_EXERCISE GOAL_
Look for the string "xlabel" and copy every line that has it.

_DATA PROVIDED_
-------

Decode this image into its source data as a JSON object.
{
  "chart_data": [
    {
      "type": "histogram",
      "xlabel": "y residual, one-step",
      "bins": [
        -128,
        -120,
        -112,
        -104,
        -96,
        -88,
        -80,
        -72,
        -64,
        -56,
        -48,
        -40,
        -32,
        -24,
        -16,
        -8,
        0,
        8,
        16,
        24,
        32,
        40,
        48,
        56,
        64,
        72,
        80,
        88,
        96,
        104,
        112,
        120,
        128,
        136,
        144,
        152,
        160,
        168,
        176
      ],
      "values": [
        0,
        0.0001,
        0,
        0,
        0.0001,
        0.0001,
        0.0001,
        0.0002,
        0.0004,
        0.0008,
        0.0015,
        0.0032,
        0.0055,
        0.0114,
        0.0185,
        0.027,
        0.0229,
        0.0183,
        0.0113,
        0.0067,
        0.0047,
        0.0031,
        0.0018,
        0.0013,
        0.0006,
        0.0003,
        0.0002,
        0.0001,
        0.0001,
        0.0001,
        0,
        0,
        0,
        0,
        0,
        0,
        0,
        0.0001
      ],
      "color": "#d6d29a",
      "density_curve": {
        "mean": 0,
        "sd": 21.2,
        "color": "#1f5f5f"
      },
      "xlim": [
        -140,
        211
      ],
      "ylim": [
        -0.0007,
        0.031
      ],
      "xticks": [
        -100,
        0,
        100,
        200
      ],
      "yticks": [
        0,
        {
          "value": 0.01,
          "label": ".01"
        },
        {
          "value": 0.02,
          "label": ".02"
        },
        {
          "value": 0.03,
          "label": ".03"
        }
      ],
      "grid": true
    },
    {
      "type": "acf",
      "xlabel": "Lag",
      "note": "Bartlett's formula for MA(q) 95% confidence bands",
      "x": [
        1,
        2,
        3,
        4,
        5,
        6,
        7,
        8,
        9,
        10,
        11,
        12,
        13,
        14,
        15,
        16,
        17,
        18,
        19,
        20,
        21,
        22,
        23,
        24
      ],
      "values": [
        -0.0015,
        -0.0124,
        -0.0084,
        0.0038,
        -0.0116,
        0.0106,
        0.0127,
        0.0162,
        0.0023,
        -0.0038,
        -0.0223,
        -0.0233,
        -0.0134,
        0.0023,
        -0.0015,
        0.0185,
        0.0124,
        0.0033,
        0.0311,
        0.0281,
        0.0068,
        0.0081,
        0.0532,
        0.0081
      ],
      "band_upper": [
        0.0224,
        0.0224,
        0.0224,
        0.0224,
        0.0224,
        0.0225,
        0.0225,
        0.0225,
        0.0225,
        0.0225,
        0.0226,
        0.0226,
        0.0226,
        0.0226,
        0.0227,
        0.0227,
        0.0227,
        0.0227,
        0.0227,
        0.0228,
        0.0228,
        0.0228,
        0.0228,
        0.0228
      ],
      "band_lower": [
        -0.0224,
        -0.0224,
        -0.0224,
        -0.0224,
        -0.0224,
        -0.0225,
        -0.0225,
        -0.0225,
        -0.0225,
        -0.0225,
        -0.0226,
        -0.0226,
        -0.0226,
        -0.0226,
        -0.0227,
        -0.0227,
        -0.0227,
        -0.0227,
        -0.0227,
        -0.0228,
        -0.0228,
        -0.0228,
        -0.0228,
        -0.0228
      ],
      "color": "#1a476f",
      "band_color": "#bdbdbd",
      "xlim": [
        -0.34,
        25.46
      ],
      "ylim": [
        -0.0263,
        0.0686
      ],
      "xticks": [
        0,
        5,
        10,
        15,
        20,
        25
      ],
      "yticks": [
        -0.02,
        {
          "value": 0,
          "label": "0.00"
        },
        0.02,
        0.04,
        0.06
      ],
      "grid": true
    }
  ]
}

-------

_THE RESPONSE_
      "xlabel": "y residual, one-step",
      "xlabel": "Lag",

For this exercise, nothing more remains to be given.